**RECORD EXCERPTS:**
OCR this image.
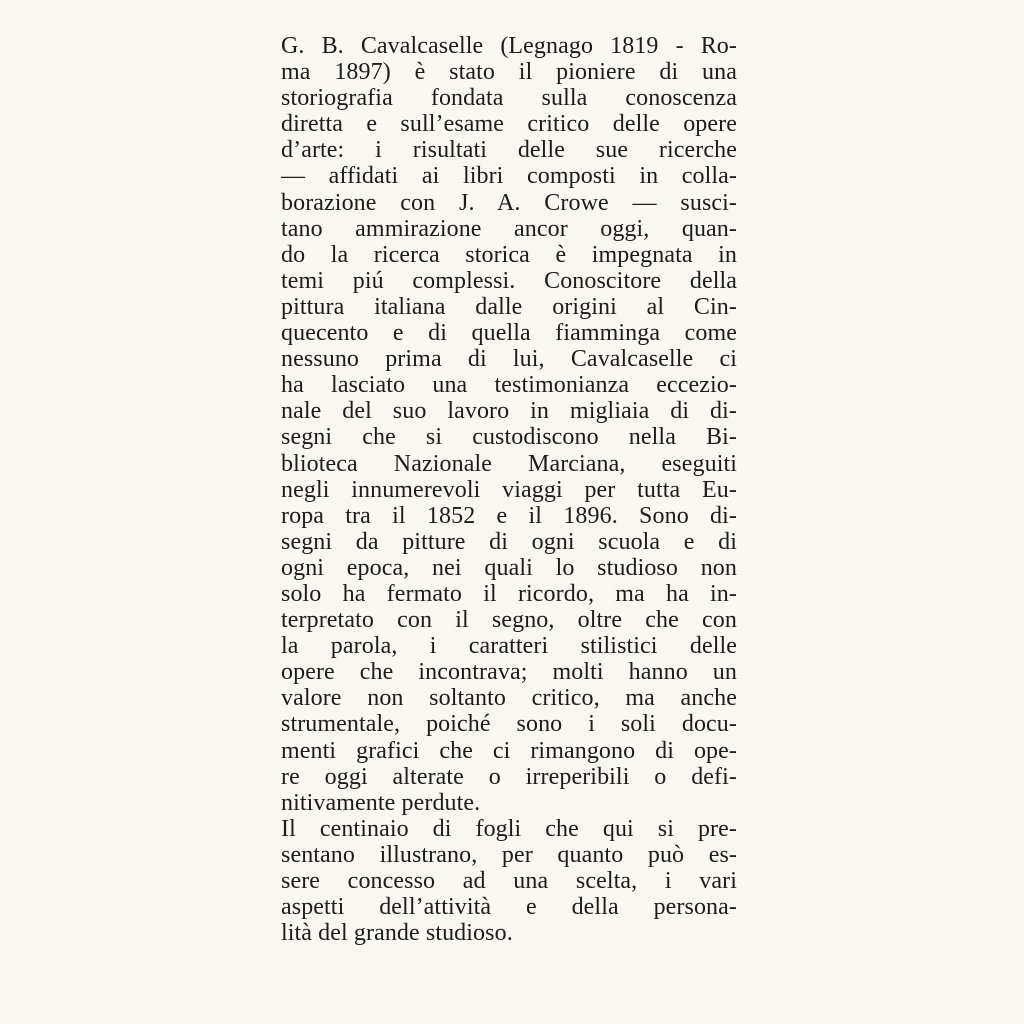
G. B. Cavalcaselle (Legnago 1819 - Ro-
ma 1897) è stato il pioniere di una
storiografia fondata sulla conoscenza
diretta e sull’esame critico delle opere
d’arte: i risultati delle sue ricerche
— affidati ai libri composti in colla-
borazione con J. A. Crowe — susci-
tano ammirazione ancor oggi, quan-
do la ricerca storica è impegnata in
temi piú complessi. Conoscitore della
pittura italiana dalle origini al Cin-
quecento e di quella fiamminga come
nessuno prima di lui, Cavalcaselle ci
ha lasciato una testimonianza eccezio-
nale del suo lavoro in migliaia di di-
segni che si custodiscono nella Bi-
blioteca Nazionale Marciana, eseguiti
negli innumerevoli viaggi per tutta Eu-
ropa tra il 1852 e il 1896. Sono di-
segni da pitture di ogni scuola e di
ogni epoca, nei quali lo studioso non
solo ha fermato il ricordo, ma ha in-
terpretato con il segno, oltre che con
la parola, i caratteri stilistici delle
opere che incontrava; molti hanno un
valore non soltanto critico, ma anche
strumentale, poiché sono i soli docu-
menti grafici che ci rimangono di ope-
re oggi alterate o irreperibili o defi-
nitivamente perdute.
Il centinaio di fogli che qui si pre-
sentano illustrano, per quanto può es-
sere concesso ad una scelta, i vari
aspetti dell’attività e della persona-
lità del grande studioso.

**GIVEN REQUEST:**
Each line that has the word "Cavalcaselle" should be copied.

**EXPECTED ANSWER:**
G. B. Cavalcaselle (Legnago 1819 - Ro-
nessuno prima di lui, Cavalcaselle ci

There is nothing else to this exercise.